▶ [Extracted text]:
Inspire

Inspire.

The kid’s test: try and go talk with a kid (doesn’t have to be yours), or a college student, or a young new hire about your job and why you’re doing it.

Chances are, if you’re not you’re not doing something that matters to you, you’ll not be able to even explain it. Or, even if you can, chances are they’ll not even get it, or you’ll feel like a fraud trying to make your job appealing.

It struck me in recruiting events, when my company was trying to get me to speak to young applicants about my job, the company, everything. They’d put us in a nice room with food and drinks, and, after an inspirational speech of the HR and big bosses, we were all walking around the room available for discussions. You could see who loved their jobs (or were really good at making others believe that they did). They would even seek-out students to talk to. They would move their arms, have lively speeches that made a lot of sense, ask questions. I wasn’t one of those. I felt trapped, awkward. At the beginning I “saved” myself by talking about working in another country instead of working in my industry. Something I was convinced about was great and fulfilling. But, years after years, it was not enough. I love talking to people and inspire them, it gives me great joy. But the sad truth was, I couldn’t do it anymore. I was deadly bored with my job, had no purpose, did not feel what I was doing was exceptional anymore. When asked, I would jokingly say “I’m in for the money”… But that wasn’t that true.

In whatever you do, there should be 1. a simple reason to it, and 2. a simple reason to explain it so that even an 8 years old could understand. And both are related. The 8-year old wants to be a nurse, a fireman, a cosmonaut, a veterinary… because it has a purpose.

You may think “my job is too complicated, it’s full of figures, economic concepts, and so on… How could an 8 years old even understand?” In that case, you are the one, who does not get what you’re doing, and why. Take corporate banking for instance. It can be simply explained by the following: “I am helping gather money from people, who do not need it right now, to help other people, who need it now to build great things.” Simple, isn’t it? Some of my colleagues are truly invested with this purpose, and that makes them great bankers. The bests. It got me going for a while but I had to be honest with myself, I was different and it wasn’t the thing that could get me fulfilled.

▶ [Bounding box annotations]:

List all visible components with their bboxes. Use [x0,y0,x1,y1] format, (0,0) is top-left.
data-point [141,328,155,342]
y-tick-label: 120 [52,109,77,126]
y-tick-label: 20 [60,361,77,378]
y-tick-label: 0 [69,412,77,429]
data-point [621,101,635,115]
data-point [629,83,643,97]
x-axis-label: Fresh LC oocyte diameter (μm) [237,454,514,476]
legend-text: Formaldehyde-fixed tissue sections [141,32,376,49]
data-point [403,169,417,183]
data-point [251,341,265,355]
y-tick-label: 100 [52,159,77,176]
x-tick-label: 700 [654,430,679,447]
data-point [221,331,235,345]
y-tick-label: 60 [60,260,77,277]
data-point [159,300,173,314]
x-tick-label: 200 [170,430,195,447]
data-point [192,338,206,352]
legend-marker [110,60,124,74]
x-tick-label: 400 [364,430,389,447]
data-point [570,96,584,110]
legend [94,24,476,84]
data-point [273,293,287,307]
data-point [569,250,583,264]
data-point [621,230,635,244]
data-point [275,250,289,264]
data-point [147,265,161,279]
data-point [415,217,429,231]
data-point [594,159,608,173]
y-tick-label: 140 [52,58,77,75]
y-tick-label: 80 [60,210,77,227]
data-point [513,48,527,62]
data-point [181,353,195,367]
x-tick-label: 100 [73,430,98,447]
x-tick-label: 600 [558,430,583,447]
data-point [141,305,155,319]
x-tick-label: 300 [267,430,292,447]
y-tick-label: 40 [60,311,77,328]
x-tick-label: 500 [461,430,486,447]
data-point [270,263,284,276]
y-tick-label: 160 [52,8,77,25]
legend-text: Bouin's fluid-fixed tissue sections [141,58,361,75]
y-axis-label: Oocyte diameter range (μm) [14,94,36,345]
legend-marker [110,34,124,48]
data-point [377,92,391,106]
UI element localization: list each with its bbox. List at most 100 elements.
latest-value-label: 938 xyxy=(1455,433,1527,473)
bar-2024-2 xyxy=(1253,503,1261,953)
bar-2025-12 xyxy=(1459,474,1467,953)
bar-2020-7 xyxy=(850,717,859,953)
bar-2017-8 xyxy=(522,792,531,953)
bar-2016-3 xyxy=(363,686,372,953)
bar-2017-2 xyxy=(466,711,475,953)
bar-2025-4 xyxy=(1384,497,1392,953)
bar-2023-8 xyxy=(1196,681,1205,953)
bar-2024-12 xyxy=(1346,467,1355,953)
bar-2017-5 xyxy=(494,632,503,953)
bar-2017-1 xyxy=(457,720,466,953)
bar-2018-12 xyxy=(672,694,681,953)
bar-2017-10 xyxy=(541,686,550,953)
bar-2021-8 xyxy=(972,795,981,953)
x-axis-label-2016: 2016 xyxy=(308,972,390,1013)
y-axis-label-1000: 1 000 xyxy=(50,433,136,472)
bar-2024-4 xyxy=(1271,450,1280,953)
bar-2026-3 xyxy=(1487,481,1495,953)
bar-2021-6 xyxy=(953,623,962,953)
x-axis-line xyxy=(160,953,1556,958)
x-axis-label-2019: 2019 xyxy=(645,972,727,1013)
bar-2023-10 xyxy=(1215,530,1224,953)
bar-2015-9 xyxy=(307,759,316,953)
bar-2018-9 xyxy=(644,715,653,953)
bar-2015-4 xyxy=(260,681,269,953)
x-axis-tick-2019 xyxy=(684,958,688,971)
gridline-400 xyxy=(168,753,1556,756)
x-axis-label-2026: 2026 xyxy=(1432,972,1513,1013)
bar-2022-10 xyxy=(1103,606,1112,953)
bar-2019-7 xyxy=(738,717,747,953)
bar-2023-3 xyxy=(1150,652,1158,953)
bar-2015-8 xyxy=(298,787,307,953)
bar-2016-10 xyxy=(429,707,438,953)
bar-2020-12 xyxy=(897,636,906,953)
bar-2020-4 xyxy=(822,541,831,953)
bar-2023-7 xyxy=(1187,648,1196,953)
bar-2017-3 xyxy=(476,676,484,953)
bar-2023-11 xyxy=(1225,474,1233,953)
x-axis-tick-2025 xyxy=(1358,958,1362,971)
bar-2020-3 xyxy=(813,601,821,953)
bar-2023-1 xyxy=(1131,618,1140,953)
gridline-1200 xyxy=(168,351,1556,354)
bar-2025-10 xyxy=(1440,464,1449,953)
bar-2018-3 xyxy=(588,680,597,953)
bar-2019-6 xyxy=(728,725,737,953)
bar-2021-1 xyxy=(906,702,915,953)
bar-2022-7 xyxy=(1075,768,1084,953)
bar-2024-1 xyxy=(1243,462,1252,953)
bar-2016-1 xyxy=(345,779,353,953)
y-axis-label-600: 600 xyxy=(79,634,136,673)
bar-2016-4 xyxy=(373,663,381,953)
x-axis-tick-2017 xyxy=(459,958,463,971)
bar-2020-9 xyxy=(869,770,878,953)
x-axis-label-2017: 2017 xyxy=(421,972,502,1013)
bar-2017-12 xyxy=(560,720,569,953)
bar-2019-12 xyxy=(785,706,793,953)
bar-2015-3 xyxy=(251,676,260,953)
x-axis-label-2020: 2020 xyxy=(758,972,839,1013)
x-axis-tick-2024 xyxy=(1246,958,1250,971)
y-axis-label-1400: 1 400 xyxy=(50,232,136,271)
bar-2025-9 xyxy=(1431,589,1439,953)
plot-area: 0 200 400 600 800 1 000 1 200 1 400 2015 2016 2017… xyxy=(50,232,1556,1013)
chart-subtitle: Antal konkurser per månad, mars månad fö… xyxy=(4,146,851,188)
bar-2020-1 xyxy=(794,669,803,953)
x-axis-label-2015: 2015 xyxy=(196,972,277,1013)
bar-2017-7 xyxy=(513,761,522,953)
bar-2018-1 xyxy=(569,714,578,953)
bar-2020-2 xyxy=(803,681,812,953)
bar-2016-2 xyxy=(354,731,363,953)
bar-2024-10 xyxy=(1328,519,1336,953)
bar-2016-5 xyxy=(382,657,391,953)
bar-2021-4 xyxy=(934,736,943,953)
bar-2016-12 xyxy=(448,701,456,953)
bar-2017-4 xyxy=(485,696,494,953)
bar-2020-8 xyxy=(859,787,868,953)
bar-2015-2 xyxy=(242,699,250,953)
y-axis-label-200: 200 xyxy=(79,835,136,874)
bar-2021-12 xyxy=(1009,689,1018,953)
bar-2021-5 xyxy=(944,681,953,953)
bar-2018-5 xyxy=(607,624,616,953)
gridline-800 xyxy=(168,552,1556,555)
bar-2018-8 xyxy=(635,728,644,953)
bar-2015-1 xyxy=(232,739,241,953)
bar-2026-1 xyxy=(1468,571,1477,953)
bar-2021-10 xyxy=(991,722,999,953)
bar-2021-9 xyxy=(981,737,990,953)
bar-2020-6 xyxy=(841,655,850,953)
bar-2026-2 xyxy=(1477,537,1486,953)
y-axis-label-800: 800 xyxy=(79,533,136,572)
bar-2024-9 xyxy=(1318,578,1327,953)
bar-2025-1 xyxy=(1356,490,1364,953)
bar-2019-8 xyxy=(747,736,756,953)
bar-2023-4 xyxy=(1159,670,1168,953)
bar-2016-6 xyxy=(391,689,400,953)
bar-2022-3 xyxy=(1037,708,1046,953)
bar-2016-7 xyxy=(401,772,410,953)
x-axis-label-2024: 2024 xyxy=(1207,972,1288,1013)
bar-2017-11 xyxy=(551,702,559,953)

▶ [Stated goal]: In the text headed Inspire, repeat verbatim the stretch that opens with "The kid’s test: try" and closes with "you’re doing it.".

▶ [Exercise solution]:
The kid’s test: try and go talk with a kid (doesn’t have to be yours), or a college student, or a young new hire about your job and why you’re doing it.